Input rows:
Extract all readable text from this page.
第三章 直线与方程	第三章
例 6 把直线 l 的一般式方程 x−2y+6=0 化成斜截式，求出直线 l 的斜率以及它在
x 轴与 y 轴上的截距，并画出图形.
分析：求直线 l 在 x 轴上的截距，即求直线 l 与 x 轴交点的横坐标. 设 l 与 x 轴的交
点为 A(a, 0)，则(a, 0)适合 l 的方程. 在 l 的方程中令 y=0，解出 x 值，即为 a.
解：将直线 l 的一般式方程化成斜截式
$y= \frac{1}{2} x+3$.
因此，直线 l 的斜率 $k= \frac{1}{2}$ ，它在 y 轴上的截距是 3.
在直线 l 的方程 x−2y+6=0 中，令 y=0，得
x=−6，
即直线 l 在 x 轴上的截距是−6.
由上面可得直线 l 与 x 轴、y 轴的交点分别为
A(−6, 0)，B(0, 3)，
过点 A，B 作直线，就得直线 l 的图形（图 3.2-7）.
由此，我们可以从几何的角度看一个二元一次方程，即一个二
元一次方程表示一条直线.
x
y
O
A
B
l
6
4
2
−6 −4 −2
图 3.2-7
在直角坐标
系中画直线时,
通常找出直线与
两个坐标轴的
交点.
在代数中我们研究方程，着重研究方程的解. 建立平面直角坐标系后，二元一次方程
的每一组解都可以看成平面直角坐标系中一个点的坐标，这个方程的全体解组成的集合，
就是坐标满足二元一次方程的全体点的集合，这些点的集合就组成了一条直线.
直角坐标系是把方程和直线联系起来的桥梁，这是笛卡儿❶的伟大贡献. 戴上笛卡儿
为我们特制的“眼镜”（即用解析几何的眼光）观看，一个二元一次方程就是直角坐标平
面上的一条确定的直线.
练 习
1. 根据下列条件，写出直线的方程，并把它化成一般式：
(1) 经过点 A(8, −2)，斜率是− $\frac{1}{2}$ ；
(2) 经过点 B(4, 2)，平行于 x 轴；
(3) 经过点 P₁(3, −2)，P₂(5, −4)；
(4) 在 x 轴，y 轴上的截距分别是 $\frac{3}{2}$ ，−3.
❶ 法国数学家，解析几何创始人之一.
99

Your goal:
Pull every line containing the word "轴上的截距是" out of the material and copy it.

In response:
因此，直线 l 的斜率 $k= \frac{1}{2}$ ，它在 y 轴上的截距是 3.
即直线 l 在 x 轴上的截距是−6.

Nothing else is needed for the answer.